● **Work instructions**:
Only lines holding the word "WAIST" should be copied from the material.

Extracted records
++++++++++++++++++++
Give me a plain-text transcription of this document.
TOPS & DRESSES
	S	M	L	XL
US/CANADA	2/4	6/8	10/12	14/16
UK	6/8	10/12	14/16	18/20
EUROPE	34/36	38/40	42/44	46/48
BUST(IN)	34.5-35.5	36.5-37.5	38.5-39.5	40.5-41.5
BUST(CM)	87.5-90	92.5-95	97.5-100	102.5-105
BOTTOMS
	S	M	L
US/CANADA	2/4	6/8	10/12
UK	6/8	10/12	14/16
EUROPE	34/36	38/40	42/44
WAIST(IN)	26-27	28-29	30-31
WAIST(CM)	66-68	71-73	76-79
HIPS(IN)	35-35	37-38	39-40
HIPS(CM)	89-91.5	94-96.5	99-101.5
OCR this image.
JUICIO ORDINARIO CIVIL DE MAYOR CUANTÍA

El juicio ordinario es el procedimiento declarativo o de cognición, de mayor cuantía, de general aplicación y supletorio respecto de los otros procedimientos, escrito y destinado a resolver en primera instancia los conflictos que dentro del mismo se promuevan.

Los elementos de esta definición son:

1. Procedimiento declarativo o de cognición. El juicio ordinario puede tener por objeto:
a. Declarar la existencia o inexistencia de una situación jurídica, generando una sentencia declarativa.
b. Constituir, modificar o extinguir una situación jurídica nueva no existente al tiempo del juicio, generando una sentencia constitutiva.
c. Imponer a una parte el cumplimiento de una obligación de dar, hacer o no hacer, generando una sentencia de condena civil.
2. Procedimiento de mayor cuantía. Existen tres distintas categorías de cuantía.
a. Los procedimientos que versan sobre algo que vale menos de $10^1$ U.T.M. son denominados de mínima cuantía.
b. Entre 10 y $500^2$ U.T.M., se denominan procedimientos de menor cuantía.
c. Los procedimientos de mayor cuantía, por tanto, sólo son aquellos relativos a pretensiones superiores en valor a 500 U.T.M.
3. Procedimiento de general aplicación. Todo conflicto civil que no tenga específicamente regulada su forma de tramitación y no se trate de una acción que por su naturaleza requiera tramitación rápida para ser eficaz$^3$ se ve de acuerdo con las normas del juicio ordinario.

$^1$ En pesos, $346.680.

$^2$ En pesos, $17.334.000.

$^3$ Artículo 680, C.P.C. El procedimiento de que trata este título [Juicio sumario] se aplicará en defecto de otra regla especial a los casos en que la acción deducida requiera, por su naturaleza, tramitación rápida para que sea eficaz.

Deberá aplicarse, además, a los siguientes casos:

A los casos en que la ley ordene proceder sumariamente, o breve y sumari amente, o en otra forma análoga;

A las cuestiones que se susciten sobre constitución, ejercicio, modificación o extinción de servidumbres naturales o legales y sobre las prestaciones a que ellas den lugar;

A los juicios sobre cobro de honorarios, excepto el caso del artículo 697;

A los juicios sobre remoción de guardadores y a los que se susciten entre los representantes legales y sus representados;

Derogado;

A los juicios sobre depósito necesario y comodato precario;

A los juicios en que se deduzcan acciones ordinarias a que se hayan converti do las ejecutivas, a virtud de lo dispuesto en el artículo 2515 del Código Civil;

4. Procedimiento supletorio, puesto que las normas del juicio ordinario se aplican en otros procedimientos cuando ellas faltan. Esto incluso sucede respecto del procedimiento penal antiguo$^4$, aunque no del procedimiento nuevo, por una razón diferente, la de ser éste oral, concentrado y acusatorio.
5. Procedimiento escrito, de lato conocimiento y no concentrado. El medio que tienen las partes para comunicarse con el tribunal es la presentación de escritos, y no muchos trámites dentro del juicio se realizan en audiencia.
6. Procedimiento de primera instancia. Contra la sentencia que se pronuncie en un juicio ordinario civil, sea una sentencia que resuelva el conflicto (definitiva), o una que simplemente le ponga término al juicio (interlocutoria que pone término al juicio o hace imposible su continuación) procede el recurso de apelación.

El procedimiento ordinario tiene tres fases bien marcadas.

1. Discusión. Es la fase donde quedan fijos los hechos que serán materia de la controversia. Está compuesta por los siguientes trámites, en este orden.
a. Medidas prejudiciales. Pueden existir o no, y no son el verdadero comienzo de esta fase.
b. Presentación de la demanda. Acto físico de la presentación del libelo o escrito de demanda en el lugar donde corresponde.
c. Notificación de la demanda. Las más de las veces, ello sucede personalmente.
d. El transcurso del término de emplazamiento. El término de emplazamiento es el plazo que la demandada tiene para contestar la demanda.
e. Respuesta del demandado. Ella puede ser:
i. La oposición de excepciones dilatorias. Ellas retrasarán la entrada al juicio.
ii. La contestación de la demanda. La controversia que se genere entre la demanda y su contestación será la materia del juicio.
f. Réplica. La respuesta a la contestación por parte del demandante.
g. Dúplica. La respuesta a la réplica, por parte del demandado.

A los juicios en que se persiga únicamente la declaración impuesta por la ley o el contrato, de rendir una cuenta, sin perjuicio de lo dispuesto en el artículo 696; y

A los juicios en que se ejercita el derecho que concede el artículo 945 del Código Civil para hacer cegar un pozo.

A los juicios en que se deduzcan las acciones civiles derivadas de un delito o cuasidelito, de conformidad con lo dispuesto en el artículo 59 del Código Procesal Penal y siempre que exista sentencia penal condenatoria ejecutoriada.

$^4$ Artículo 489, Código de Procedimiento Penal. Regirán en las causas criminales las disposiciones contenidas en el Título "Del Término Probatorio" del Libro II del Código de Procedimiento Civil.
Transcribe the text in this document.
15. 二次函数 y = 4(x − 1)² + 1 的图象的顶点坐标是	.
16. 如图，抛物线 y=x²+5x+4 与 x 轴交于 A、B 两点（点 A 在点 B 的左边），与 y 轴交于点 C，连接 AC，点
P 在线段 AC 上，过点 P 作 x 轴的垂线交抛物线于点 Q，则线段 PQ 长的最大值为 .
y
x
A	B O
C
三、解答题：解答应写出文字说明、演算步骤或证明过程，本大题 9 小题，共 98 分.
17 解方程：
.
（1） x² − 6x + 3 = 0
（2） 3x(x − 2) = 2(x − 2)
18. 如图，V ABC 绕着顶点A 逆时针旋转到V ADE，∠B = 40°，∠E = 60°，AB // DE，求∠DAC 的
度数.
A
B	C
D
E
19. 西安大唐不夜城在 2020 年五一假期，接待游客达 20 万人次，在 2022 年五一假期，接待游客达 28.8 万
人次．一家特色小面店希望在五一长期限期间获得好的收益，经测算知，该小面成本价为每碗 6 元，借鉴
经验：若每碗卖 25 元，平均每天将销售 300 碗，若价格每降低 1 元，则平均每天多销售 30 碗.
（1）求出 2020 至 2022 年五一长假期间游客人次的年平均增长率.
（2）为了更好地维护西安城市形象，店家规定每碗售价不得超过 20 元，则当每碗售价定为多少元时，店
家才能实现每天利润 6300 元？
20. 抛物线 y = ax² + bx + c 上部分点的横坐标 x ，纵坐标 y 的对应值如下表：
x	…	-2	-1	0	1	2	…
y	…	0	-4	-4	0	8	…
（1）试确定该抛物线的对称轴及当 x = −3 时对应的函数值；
++++++++++++++++++++
● **Problem solution**:
WAIST(IN)	26-27	28-29	30-31
WAIST(CM)	66-68	71-73	76-79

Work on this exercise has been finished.